_Source data_
.....

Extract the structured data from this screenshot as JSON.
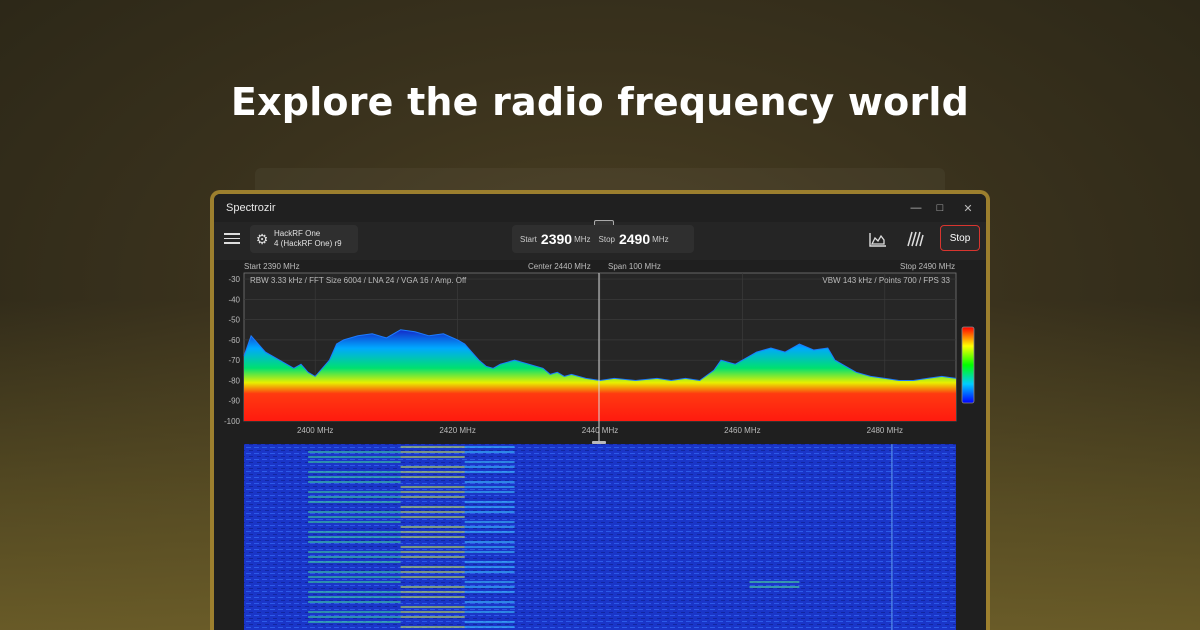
{
  "headline": "Explore the radio frequency world",
  "app": {
    "title": "Spectrozir",
    "window_controls": [
      "minimize-icon",
      "maximize-icon",
      "close-icon"
    ]
  },
  "toolbar": {
    "device_name": "HackRF One",
    "device_detail": "4 (HackRF One) r9",
    "start_label": "Start",
    "start_value": "2390",
    "start_unit": "MHz",
    "stop_label": "Stop",
    "stop_value": "2490",
    "stop_unit": "MHz",
    "stop_button": "Stop"
  },
  "spectrum_header": {
    "start": "Start 2390 MHz",
    "center": "Center 2440 MHz",
    "span": "Span 100 MHz",
    "stop": "Stop 2490 MHz",
    "info_left": "RBW 3.33 kHz / FFT Size 6004 / LNA 24 / VGA 16 / Amp. Off",
    "info_right": "VBW 143 kHz / Points 700 / FPS 33"
  },
  "colors": {
    "accent_frame": "#9c7f2e",
    "stop_border": "#d8352f",
    "trace_red": "#ff1a0f",
    "waterfall_bg": "#1a35c8"
  },
  "chart_data": {
    "type": "area",
    "y_ticks": [
      "-30",
      "-40",
      "-50",
      "-60",
      "-70",
      "-80",
      "-90",
      "-100"
    ],
    "x_ticks": [
      "2400 MHz",
      "2420 MHz",
      "2440 MHz",
      "2460 MHz",
      "2480 MHz"
    ],
    "x_range": [
      2390,
      2490
    ],
    "ylim": [
      -100,
      -27
    ],
    "grid": true,
    "series": [
      {
        "x": [
          2390,
          2391,
          2392,
          2393,
          2395,
          2397,
          2398,
          2399,
          2400,
          2401,
          2402,
          2403,
          2404,
          2406,
          2408,
          2410,
          2412,
          2414,
          2416,
          2418,
          2420,
          2421,
          2422,
          2423,
          2424,
          2425,
          2426,
          2428,
          2430,
          2432,
          2433,
          2434,
          2435,
          2436,
          2438,
          2440,
          2442,
          2445,
          2448,
          2450,
          2452,
          2454,
          2456,
          2457,
          2459,
          2460,
          2462,
          2464,
          2466,
          2468,
          2470,
          2472,
          2473,
          2475,
          2476,
          2478,
          2480,
          2482,
          2484,
          2486,
          2488,
          2490
        ],
        "values": [
          -68,
          -58,
          -62,
          -66,
          -70,
          -74,
          -72,
          -76,
          -78,
          -74,
          -70,
          -62,
          -60,
          -58,
          -57,
          -59,
          -55,
          -56,
          -58,
          -57,
          -60,
          -62,
          -66,
          -70,
          -73,
          -74,
          -72,
          -70,
          -72,
          -74,
          -77,
          -76,
          -78,
          -77,
          -79,
          -80,
          -79,
          -80,
          -79,
          -80,
          -79,
          -80,
          -75,
          -70,
          -72,
          -70,
          -66,
          -64,
          -66,
          -62,
          -65,
          -64,
          -70,
          -74,
          -76,
          -78,
          -79,
          -80,
          -80,
          -79,
          -78,
          -79
        ]
      }
    ],
    "colorbar": [
      "#ff0000",
      "#ffff00",
      "#00ff00",
      "#00ccff",
      "#0000ff"
    ]
  }
}
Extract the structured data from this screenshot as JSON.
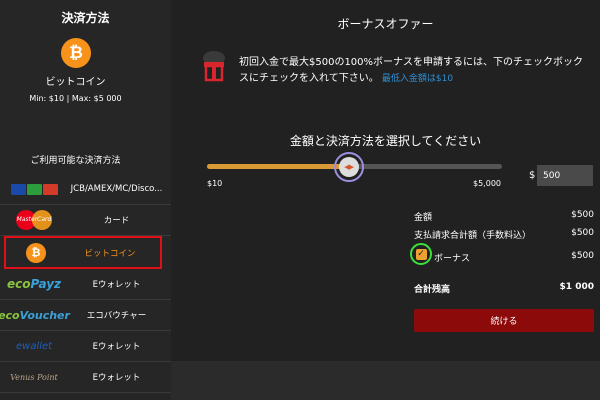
{
  "sidebar": {
    "title": "決済方法",
    "selected_icon": "bitcoin-icon",
    "selected_name": "ビットコイン",
    "limits": "Min: $10 | Max: $5 000",
    "available_title": "ご利用可能な決済方法",
    "methods": [
      {
        "label": "JCB/AMEX/MC/Disco...",
        "icon": "cards-icon"
      },
      {
        "label": "カード",
        "icon": "mastercard-icon",
        "logo_text": "MasterCard"
      },
      {
        "label": "ビットコイン",
        "icon": "bitcoin-icon"
      },
      {
        "label": "Eウォレット",
        "icon": "ecopayz-icon",
        "logo_text_a": "eco",
        "logo_text_b": "Payz"
      },
      {
        "label": "エコバウチャー",
        "icon": "ecovoucher-icon",
        "logo_text_a": "eco",
        "logo_text_b": "Voucher"
      },
      {
        "label": "Eウォレット",
        "icon": "wallet-blue-icon",
        "logo_text": "ewallet"
      },
      {
        "label": "Eウォレット",
        "icon": "venuspoint-icon",
        "logo_text": "Venus Point"
      }
    ]
  },
  "main": {
    "title": "ボーナスオファー",
    "offer_text": "初回入金で最大$500の100%ボーナスを申請するには、下のチェックボックスにチェックを入れて下さい。",
    "min_deposit": "最低入金額は$10",
    "select_title": "金額と決済方法を選択してください",
    "slider": {
      "min_label": "$10",
      "max_label": "$5,000",
      "value_fraction": 0.48
    },
    "currency": "$",
    "amount": "500",
    "summary": {
      "amount_label": "金額",
      "amount_value": "$500",
      "total_label": "支払請求合計額（手数料込）",
      "total_value": "$500",
      "bonus_label": "ボーナス",
      "bonus_value": "$500",
      "balance_label": "合計残高",
      "balance_value": "$1 000"
    },
    "continue_label": "続ける"
  },
  "colors": {
    "accent": "#f7931a",
    "selection_border": "#e0101a",
    "button": "#8c0a0a",
    "link": "#2b8fd6"
  }
}
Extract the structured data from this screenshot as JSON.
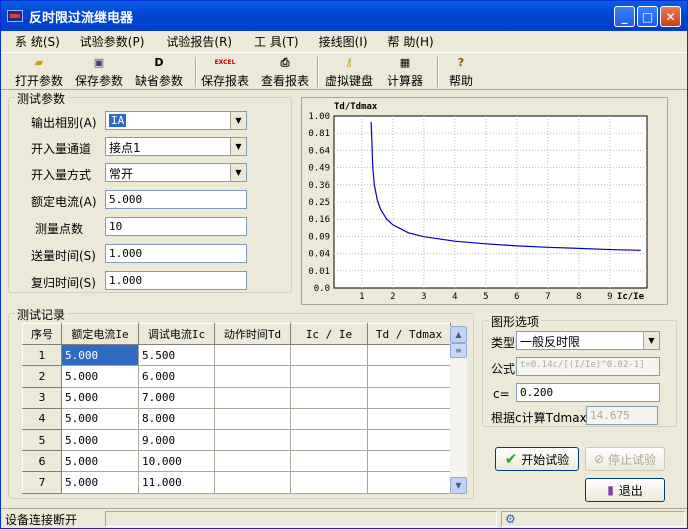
{
  "window": {
    "title": "反时限过流继电器"
  },
  "menu": [
    "系 统(S)",
    "试验参数(P)",
    "试验报告(R)",
    "工 具(T)",
    "接线图(I)",
    "帮 助(H)"
  ],
  "toolbar": [
    "打开参数",
    "保存参数",
    "缺省参数",
    "保存报表",
    "查看报表",
    "虚拟键盘",
    "计算器",
    "帮助"
  ],
  "toolbar_icon_text": {
    "excel": "EXCEL",
    "default": "D",
    "help": "?"
  },
  "test_params": {
    "group": "测试参数",
    "output_phase": {
      "label": "输出相别(A)",
      "value": "IA"
    },
    "input_channel": {
      "label": "开入量通道",
      "value": "接点1"
    },
    "input_mode": {
      "label": "开入量方式",
      "value": "常开"
    },
    "rated_current": {
      "label": "额定电流(A)",
      "value": "5.000"
    },
    "points": {
      "label": "测量点数",
      "value": "10"
    },
    "send_time": {
      "label": "送量时间(S)",
      "value": "1.000"
    },
    "reset_time": {
      "label": "复归时间(S)",
      "value": "1.000"
    }
  },
  "chart_data": {
    "type": "line",
    "ylabel": "Td/Tdmax",
    "xlabel": "Ic/Ie",
    "x_ticks": [
      "1",
      "2",
      "3",
      "4",
      "5",
      "6",
      "7",
      "8",
      "9"
    ],
    "y_ticks": [
      "1.00",
      "0.81",
      "0.64",
      "0.49",
      "0.36",
      "0.25",
      "0.16",
      "0.09",
      "0.04",
      "0.01",
      "0.0"
    ],
    "y_scale": "sqrt",
    "xlim": [
      0.1,
      10.2
    ],
    "ylim": [
      0,
      1
    ],
    "grid": true,
    "series": [
      {
        "color": "#0000c0",
        "x": [
          1.3,
          1.35,
          1.4,
          1.5,
          1.6,
          1.8,
          2.0,
          2.5,
          3,
          4,
          5,
          6,
          7,
          8,
          9,
          10
        ],
        "y": [
          0.93,
          0.5,
          0.36,
          0.26,
          0.21,
          0.16,
          0.135,
          0.103,
          0.089,
          0.074,
          0.066,
          0.06,
          0.056,
          0.053,
          0.05,
          0.048
        ]
      }
    ]
  },
  "records": {
    "group": "测试记录",
    "columns": [
      "序号",
      "额定电流Ie",
      "调试电流Ic",
      "动作时间Td",
      "Ic / Ie",
      "Td / Tdmax"
    ],
    "rows": [
      [
        "1",
        "5.000",
        "5.500",
        "",
        "",
        ""
      ],
      [
        "2",
        "5.000",
        "6.000",
        "",
        "",
        ""
      ],
      [
        "3",
        "5.000",
        "7.000",
        "",
        "",
        ""
      ],
      [
        "4",
        "5.000",
        "8.000",
        "",
        "",
        ""
      ],
      [
        "5",
        "5.000",
        "9.000",
        "",
        "",
        ""
      ],
      [
        "6",
        "5.000",
        "10.000",
        "",
        "",
        ""
      ],
      [
        "7",
        "5.000",
        "11.000",
        "",
        "",
        ""
      ]
    ]
  },
  "graph_opts": {
    "group": "图形选项",
    "type_label": "类型",
    "type_value": "一般反时限",
    "formula_label": "公式",
    "formula_value": "t=0.14c/[(I/Ie)^0.02-1]",
    "c_label": "c=",
    "c_value": "0.200",
    "tdmax_label": "根据c计算Tdmax=",
    "tdmax_value": "14.675"
  },
  "buttons": {
    "start": "开始试验",
    "stop": "停止试验",
    "exit": "退出"
  },
  "status": {
    "text": "设备连接断开"
  },
  "colors": {
    "accent": "#316ac5",
    "title": "#0046d5"
  }
}
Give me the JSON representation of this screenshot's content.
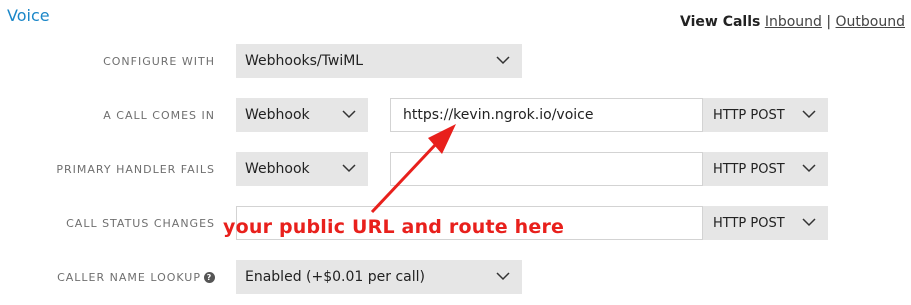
{
  "section": {
    "title": "Voice"
  },
  "header": {
    "view_calls": "View Calls",
    "inbound": "Inbound",
    "separator": "|",
    "outbound": "Outbound"
  },
  "rows": {
    "configure_with": {
      "label": "CONFIGURE WITH",
      "value": "Webhooks/TwiML"
    },
    "call_comes_in": {
      "label": "A CALL COMES IN",
      "type": "Webhook",
      "url": "https://kevin.ngrok.io/voice",
      "method": "HTTP POST"
    },
    "primary_handler_fails": {
      "label": "PRIMARY HANDLER FAILS",
      "type": "Webhook",
      "url": "",
      "method": "HTTP POST"
    },
    "call_status_changes": {
      "label": "CALL STATUS CHANGES",
      "url": "",
      "method": "HTTP POST"
    },
    "caller_name_lookup": {
      "label": "CALLER NAME LOOKUP",
      "help": "?",
      "value": "Enabled (+$0.01 per call)"
    }
  },
  "annotation": {
    "text": "your public URL and route here",
    "color": "#e8201c"
  },
  "colors": {
    "accent": "#1b87c8",
    "select_bg": "#e6e6e6",
    "label": "#6f6f6f"
  },
  "icons": {
    "dropdown": "chevron-down-icon",
    "help": "question-circle-icon",
    "arrow": "red-arrow"
  }
}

.....

_Requirements_
Report all lines of the data above that include the string "help".

_The answer_
    "help": "?"
      "help": "?",
    "help": "question-circle-icon",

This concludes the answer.